** BEGIN DATASET RECORDS **

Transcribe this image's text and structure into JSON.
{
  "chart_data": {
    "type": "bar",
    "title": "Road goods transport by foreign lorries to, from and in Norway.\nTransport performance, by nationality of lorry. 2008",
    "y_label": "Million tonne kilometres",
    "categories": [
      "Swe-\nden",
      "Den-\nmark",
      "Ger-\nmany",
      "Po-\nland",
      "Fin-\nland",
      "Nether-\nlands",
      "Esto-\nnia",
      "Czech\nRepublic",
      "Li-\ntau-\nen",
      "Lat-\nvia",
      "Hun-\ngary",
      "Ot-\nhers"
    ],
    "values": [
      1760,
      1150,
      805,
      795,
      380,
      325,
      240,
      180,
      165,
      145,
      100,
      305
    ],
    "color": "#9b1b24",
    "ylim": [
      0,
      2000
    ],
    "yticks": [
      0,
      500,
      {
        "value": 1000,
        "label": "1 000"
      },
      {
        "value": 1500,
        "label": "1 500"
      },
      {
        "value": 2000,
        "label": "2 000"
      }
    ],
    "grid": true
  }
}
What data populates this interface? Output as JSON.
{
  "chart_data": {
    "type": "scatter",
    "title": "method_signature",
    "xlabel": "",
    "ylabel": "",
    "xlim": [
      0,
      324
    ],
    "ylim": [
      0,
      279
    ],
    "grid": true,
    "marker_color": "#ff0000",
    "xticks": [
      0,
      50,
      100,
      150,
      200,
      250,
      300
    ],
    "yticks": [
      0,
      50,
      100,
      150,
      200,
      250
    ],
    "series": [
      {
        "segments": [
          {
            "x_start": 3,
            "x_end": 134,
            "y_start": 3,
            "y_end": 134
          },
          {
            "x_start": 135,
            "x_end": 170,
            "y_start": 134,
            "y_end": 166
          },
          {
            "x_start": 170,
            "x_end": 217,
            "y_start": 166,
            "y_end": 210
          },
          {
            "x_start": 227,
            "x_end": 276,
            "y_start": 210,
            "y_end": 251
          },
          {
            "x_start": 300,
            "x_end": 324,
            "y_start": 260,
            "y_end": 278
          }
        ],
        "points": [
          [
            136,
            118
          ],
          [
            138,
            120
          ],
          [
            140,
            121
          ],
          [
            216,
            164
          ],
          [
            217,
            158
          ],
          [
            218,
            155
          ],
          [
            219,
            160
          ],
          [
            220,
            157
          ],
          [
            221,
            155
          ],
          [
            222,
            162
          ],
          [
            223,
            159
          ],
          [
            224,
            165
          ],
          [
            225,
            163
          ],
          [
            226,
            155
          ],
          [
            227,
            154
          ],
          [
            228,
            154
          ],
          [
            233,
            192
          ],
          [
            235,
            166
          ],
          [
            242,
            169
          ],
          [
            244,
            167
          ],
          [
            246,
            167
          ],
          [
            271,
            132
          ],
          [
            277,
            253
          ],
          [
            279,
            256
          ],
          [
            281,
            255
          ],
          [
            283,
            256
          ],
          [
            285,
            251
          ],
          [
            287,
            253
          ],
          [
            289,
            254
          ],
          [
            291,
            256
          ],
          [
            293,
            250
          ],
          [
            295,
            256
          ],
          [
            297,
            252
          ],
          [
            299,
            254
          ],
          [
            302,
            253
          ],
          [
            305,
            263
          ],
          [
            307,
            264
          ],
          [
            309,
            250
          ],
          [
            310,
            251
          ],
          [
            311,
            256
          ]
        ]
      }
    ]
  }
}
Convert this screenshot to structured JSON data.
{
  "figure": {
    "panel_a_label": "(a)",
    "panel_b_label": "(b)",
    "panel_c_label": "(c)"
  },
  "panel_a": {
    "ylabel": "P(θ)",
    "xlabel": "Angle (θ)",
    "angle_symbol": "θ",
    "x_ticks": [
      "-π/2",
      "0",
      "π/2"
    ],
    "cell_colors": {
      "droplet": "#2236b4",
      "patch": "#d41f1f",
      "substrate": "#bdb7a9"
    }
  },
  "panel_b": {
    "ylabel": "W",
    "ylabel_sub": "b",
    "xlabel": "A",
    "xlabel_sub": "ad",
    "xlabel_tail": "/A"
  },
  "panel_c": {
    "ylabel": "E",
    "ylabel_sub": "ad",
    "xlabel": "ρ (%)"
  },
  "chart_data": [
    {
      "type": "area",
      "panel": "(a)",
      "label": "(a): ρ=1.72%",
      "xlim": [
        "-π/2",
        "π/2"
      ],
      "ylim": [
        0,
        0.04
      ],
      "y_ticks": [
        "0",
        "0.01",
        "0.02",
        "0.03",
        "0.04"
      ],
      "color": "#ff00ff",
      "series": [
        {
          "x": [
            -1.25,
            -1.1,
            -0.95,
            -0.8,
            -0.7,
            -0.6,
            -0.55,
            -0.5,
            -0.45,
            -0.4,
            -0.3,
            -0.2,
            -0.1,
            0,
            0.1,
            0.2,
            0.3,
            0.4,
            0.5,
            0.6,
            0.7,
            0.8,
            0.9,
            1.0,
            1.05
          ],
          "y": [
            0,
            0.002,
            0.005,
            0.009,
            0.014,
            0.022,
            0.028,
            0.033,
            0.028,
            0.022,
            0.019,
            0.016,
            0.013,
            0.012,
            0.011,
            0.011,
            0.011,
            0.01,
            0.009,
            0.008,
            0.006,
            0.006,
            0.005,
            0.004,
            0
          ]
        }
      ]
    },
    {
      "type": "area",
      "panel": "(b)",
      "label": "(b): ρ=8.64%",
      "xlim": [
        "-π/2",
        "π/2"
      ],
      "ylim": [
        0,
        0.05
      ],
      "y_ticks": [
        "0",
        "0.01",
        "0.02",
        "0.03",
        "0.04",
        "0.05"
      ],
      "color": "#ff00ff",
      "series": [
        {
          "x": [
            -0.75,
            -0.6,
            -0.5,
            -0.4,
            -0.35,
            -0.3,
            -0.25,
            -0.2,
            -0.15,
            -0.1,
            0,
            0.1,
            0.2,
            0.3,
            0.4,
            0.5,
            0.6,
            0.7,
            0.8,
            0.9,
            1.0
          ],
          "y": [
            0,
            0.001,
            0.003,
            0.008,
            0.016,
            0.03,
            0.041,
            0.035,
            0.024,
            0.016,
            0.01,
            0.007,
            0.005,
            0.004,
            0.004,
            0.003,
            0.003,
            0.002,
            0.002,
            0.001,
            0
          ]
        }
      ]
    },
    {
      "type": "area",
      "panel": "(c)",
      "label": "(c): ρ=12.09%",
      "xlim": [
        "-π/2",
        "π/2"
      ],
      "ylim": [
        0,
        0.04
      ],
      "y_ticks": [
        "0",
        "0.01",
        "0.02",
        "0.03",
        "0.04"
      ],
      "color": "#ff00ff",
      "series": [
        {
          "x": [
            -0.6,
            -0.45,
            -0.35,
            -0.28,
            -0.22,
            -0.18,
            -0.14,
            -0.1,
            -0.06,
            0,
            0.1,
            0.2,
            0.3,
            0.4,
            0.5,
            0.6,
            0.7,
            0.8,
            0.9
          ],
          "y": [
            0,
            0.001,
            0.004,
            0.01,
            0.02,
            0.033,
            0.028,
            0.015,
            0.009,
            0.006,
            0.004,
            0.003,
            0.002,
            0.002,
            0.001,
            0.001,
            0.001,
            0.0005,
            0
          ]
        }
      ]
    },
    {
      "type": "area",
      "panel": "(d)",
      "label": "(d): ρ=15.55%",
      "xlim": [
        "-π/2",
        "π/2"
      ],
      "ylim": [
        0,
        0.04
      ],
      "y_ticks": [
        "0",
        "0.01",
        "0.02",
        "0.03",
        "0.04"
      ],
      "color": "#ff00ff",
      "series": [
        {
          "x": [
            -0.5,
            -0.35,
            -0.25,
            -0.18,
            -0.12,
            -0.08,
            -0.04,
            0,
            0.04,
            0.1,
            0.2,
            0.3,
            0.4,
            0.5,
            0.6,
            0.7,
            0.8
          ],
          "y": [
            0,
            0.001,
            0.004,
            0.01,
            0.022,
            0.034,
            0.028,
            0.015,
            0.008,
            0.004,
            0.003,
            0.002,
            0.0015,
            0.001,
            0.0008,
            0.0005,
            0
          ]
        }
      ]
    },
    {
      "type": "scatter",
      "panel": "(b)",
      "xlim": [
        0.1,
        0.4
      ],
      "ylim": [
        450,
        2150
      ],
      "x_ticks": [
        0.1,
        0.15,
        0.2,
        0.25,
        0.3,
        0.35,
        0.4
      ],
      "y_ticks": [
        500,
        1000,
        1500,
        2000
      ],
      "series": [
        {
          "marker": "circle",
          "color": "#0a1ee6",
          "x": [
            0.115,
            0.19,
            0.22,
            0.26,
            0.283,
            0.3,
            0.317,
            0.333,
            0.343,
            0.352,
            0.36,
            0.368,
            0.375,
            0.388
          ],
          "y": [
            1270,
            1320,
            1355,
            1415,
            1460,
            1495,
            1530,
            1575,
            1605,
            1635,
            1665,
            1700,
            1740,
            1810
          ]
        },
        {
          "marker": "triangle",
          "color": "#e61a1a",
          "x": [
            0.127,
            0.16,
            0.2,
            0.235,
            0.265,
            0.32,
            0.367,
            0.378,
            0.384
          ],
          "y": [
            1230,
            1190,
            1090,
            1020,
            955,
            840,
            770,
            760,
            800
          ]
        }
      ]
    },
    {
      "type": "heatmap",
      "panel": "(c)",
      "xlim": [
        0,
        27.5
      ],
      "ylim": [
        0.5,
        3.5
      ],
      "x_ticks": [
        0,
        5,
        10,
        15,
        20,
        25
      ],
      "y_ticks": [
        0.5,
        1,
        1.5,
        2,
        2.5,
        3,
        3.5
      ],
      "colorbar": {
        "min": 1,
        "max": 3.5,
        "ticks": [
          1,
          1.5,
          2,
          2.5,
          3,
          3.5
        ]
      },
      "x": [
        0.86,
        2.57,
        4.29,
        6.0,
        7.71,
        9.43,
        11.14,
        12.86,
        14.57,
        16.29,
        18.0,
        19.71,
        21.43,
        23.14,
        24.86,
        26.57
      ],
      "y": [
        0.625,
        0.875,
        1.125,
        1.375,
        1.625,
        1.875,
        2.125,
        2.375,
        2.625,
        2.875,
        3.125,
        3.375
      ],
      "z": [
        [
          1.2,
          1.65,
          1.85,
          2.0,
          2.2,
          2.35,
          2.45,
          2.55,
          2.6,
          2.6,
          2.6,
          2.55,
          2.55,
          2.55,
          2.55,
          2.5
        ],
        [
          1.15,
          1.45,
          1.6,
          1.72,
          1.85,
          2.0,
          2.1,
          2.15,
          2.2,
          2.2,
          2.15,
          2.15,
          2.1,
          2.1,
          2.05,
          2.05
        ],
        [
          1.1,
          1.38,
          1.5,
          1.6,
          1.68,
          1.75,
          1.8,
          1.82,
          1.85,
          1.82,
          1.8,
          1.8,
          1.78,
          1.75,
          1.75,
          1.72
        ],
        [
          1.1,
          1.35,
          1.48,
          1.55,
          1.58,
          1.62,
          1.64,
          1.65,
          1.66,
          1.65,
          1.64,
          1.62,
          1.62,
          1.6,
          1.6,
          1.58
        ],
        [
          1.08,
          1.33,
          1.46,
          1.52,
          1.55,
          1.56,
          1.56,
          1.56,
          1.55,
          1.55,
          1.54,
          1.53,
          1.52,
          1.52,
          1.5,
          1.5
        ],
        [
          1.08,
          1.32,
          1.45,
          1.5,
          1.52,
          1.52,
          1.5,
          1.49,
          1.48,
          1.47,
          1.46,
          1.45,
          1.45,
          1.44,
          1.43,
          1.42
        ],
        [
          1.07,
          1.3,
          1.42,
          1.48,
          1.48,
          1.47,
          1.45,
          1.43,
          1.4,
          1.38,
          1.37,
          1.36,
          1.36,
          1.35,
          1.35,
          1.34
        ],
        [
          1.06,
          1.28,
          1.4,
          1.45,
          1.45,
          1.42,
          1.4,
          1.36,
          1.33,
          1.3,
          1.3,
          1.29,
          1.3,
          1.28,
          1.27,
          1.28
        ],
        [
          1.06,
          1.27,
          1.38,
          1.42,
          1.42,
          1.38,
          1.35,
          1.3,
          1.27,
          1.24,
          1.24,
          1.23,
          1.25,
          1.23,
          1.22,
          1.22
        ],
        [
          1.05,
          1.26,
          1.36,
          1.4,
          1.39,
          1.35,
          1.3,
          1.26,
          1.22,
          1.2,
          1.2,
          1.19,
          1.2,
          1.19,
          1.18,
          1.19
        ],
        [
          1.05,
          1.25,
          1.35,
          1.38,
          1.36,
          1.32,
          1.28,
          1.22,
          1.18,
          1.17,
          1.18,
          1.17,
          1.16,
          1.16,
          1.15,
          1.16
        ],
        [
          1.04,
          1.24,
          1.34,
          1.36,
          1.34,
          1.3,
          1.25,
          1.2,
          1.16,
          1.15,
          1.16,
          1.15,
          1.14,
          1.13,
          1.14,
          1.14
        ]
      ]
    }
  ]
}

** END DATASET RECORDS **

REQUIREMENT:
Find the lines above that include the string "this" and copy them.

RESULT BELOW:
Transcribe this image's text and structure into JSON.
What data populates this interface? Output as JSON.
Convert this screenshot to structured JSON data.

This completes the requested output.